Stated goal
Locate and copy each line in the data that contains the word "Decode".

Input for this task
◇ ◇ ◇ ◇

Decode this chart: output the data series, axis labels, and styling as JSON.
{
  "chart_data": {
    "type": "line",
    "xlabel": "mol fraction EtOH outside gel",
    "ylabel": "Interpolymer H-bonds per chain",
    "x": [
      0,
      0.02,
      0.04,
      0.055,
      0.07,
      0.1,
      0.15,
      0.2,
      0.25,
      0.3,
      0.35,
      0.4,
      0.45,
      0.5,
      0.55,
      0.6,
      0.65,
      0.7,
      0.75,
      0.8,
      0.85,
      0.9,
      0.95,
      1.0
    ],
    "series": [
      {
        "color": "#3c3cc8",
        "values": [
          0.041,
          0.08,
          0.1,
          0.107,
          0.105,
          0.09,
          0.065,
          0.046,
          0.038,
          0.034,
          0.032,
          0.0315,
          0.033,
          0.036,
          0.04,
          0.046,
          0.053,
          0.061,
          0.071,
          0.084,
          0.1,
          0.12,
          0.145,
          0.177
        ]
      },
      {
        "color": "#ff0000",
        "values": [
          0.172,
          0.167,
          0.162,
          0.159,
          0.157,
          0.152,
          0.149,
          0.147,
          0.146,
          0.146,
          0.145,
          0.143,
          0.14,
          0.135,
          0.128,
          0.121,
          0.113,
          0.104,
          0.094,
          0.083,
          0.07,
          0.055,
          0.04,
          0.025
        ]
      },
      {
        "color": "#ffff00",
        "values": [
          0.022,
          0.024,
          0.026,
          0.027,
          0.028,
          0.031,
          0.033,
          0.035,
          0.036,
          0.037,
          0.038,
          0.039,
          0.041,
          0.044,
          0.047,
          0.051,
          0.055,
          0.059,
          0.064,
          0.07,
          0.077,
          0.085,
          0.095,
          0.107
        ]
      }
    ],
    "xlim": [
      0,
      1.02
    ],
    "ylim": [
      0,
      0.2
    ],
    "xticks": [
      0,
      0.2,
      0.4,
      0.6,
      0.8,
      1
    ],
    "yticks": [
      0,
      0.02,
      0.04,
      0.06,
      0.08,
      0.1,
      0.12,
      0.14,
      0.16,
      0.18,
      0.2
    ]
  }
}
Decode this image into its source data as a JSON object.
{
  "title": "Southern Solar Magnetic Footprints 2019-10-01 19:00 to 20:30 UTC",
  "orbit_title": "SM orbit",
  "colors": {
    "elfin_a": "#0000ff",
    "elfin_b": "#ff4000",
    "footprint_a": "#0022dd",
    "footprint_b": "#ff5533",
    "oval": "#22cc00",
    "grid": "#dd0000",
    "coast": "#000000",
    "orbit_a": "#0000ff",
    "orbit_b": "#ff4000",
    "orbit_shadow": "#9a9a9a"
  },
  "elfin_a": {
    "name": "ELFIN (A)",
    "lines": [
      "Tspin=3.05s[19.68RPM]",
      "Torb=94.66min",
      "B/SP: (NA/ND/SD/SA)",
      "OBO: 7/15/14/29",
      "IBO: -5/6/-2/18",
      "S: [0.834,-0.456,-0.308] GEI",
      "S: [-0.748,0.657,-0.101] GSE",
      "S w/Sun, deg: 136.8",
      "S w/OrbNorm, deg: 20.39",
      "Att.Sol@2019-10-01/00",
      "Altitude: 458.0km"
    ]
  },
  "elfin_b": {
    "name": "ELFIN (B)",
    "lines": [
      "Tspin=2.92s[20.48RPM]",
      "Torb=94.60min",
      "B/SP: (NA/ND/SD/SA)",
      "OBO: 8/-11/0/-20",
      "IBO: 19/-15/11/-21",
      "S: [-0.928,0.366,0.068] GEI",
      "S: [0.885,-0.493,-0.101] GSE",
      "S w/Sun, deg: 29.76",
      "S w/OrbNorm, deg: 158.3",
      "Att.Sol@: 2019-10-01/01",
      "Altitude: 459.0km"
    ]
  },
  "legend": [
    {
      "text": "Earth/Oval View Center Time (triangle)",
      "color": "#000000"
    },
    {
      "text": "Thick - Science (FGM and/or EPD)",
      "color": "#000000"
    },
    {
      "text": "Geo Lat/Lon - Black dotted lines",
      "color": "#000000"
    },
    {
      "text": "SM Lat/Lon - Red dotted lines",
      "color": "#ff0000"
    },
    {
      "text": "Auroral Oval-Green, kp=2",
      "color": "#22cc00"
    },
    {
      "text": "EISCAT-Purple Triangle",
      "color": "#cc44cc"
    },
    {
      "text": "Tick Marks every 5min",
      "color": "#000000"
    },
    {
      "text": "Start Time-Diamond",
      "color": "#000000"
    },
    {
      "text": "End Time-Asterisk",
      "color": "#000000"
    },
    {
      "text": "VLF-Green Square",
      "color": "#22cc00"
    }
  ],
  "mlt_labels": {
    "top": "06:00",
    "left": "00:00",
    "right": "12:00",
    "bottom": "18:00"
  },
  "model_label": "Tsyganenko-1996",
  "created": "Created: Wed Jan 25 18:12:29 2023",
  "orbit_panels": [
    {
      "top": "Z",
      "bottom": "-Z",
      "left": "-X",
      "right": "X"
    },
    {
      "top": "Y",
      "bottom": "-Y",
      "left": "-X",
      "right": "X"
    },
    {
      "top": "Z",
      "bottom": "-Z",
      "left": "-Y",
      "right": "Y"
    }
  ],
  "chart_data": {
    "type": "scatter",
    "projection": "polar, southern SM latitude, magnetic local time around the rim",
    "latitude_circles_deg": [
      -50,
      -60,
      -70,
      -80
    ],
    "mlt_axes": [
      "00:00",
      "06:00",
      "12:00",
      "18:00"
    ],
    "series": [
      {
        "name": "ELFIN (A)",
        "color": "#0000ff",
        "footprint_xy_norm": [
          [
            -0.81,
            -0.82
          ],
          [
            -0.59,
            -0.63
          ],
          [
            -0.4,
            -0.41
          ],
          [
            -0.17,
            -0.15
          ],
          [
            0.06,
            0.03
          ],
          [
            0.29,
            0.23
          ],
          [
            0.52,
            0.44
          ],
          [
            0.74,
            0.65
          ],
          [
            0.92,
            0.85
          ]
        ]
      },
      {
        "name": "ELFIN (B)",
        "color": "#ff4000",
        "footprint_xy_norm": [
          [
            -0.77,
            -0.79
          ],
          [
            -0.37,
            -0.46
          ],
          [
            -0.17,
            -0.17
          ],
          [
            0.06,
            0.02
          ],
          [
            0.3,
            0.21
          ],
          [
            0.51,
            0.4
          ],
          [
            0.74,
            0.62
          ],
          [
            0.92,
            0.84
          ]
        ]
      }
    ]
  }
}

◇ ◇ ◇ ◇

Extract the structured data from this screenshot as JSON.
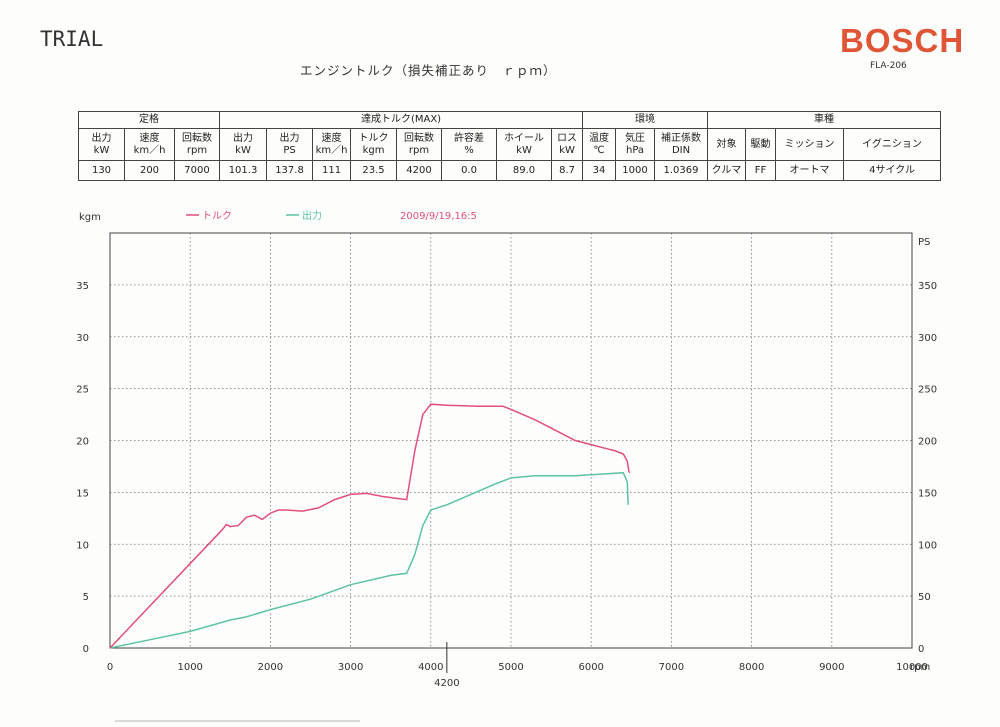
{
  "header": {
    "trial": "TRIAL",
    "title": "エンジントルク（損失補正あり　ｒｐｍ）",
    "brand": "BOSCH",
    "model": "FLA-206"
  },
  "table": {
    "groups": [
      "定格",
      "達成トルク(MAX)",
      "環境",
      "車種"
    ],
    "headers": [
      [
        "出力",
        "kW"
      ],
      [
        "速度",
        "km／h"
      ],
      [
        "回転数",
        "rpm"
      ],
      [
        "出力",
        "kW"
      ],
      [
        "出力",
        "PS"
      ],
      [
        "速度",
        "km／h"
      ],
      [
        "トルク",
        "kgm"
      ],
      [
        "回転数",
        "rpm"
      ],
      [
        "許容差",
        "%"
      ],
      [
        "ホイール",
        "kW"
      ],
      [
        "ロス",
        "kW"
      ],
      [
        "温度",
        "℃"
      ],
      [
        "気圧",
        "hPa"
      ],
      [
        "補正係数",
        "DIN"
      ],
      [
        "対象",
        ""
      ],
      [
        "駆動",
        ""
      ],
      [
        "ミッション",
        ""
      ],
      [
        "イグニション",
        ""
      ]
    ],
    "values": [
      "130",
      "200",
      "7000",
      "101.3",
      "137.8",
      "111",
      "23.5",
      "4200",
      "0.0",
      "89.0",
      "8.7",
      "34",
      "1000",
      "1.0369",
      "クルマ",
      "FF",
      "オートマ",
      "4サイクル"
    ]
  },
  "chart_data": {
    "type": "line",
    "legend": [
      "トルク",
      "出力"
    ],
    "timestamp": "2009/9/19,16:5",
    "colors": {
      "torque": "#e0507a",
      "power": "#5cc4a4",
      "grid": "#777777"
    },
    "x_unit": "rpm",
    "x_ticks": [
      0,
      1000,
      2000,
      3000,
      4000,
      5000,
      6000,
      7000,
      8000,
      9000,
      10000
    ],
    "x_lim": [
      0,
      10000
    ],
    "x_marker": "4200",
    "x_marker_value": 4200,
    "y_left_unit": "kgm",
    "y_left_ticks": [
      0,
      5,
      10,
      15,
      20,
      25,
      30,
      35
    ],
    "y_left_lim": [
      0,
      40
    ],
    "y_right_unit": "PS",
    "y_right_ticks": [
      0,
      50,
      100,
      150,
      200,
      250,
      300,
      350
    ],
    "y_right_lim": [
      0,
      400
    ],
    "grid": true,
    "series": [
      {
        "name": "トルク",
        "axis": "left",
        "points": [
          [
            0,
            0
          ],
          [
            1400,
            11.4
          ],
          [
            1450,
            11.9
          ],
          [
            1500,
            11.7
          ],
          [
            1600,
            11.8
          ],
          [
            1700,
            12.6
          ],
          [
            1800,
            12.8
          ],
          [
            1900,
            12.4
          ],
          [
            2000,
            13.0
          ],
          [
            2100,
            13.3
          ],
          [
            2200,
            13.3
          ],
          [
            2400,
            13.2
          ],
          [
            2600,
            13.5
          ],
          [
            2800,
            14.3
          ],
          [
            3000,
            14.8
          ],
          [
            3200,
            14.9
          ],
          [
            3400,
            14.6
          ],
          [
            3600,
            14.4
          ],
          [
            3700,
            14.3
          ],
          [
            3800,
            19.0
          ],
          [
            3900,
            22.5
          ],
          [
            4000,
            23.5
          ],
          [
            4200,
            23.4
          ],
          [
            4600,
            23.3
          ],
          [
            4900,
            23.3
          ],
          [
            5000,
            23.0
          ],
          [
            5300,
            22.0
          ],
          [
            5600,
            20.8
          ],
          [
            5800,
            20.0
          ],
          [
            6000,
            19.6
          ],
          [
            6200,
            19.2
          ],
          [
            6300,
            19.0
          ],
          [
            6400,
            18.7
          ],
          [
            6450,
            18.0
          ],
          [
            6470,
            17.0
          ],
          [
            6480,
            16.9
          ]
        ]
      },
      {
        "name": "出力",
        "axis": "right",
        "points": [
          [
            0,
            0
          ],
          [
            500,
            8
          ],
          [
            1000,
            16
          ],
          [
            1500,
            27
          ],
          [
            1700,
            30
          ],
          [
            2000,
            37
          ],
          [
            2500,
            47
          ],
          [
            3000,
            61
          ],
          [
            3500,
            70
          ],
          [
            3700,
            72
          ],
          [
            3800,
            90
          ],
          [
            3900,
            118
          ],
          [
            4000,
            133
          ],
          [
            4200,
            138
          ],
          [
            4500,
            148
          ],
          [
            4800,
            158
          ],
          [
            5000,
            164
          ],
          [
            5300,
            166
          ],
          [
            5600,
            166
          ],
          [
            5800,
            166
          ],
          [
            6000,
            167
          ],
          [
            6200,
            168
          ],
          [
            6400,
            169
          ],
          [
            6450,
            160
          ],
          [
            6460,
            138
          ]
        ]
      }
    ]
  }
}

◇ ◇ ◇ ◇

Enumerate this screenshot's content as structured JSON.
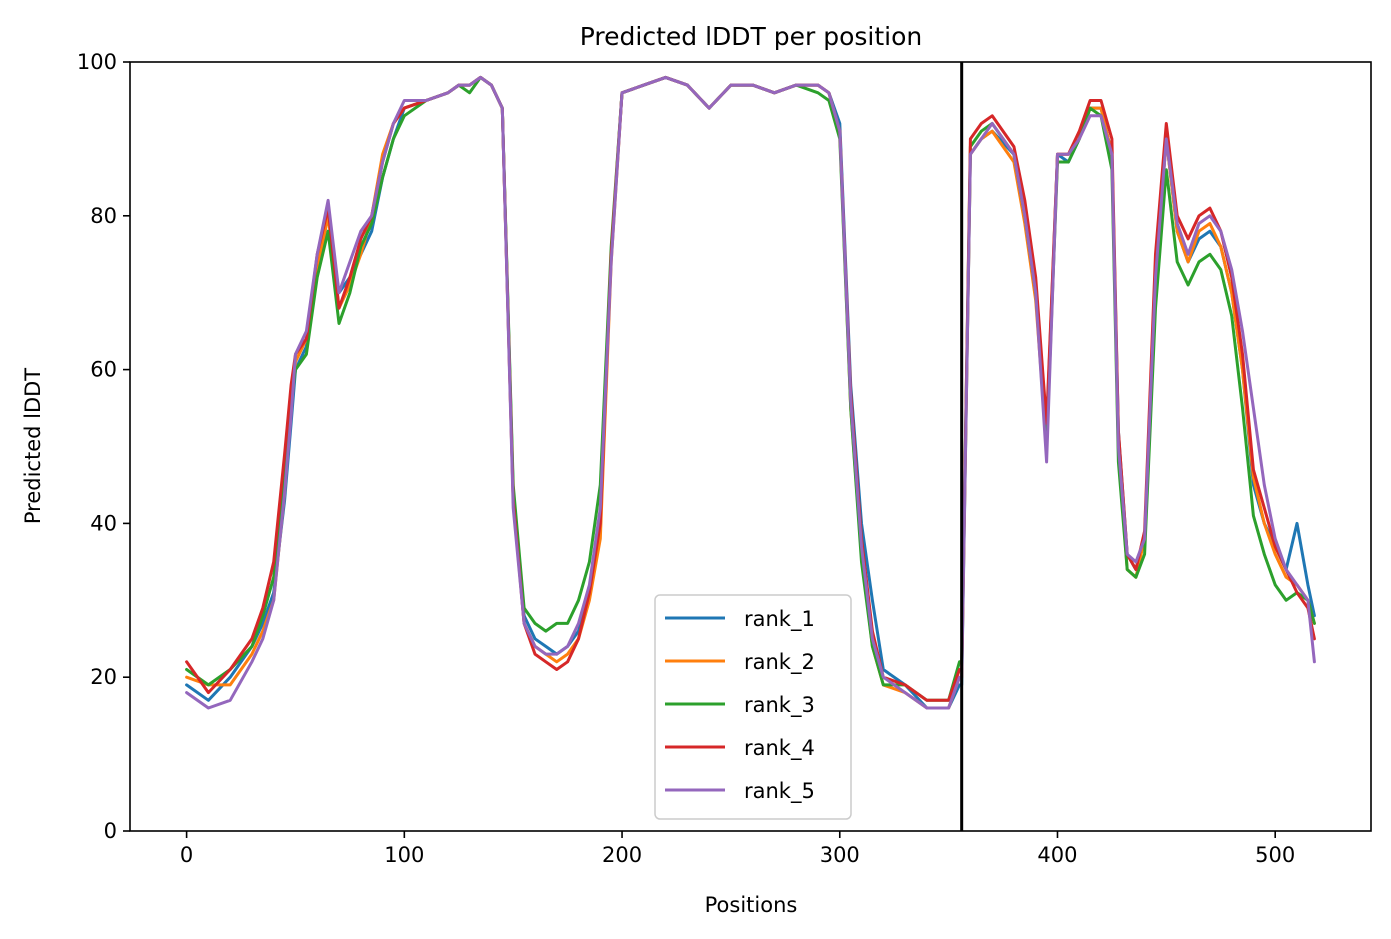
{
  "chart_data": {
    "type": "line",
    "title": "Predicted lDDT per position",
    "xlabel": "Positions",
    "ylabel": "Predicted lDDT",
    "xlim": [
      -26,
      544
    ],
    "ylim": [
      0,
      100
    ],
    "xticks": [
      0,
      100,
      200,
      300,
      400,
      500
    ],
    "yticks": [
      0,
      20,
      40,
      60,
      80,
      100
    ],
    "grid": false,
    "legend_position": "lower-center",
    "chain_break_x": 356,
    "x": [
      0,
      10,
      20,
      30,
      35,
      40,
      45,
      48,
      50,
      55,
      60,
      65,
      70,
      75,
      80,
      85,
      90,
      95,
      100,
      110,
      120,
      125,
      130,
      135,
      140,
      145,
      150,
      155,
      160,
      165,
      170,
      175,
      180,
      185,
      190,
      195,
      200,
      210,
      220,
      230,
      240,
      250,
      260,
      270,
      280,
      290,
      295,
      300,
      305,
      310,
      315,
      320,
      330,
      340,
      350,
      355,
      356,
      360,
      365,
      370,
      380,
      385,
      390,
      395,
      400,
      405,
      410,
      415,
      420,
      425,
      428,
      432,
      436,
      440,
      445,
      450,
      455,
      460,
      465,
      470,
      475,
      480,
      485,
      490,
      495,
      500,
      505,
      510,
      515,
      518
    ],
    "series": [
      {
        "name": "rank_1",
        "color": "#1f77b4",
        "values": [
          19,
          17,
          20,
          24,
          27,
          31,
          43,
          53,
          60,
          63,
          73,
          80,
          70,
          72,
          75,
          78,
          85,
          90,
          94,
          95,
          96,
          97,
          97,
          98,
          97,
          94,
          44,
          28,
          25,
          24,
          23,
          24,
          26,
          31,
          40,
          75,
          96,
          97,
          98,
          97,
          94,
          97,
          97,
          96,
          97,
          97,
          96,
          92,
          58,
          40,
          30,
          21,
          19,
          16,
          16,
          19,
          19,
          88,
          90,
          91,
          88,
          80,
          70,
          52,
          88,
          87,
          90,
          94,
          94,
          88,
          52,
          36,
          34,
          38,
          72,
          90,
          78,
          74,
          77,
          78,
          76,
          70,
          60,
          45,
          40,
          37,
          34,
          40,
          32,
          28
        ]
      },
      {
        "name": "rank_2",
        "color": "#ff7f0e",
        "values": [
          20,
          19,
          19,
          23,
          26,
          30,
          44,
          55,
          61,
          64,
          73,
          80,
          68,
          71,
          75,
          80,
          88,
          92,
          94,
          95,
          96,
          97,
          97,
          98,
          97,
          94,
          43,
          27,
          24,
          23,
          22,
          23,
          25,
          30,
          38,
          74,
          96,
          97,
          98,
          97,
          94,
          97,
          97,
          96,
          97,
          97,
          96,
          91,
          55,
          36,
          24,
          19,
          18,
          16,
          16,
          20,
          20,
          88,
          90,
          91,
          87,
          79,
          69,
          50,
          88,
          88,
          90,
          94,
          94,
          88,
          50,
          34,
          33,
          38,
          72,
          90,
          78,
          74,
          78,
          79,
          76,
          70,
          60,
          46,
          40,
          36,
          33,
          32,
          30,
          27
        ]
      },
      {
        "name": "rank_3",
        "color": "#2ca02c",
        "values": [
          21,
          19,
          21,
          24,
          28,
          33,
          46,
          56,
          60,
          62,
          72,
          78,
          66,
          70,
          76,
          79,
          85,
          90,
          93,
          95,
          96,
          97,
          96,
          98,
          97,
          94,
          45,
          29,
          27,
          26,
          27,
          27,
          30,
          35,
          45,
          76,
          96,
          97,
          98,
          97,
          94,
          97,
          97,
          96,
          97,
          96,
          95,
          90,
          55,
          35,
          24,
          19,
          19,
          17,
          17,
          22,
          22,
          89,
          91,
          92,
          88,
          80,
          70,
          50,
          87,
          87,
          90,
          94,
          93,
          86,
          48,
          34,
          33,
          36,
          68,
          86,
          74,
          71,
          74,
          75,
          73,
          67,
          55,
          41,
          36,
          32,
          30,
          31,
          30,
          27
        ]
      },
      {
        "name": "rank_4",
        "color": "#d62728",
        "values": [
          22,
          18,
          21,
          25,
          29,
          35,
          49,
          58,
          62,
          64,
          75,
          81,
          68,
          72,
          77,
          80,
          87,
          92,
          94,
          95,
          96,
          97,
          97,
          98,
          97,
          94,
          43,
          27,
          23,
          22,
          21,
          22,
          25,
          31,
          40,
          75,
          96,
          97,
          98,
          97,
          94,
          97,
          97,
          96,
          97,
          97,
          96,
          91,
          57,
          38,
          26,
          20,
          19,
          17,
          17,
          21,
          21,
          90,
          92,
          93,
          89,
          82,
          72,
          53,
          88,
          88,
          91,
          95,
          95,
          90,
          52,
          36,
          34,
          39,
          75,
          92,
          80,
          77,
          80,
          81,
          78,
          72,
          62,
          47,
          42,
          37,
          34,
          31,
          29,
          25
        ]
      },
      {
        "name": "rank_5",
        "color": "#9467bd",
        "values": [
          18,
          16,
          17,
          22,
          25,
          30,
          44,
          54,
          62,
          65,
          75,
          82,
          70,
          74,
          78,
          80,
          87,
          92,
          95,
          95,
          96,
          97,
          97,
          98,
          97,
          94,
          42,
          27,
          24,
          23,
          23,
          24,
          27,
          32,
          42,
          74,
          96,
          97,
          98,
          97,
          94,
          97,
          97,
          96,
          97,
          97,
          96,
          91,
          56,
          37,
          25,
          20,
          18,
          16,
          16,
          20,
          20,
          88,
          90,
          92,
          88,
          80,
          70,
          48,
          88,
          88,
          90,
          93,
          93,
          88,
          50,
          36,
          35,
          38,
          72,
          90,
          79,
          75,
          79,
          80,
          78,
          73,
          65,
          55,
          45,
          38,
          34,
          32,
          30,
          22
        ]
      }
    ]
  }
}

◇ ◇ ◇ ◇

Final result
Decode this chart: output the data series, axis labels, and styling as JSON.
Decode this image into its source data as a JSON object.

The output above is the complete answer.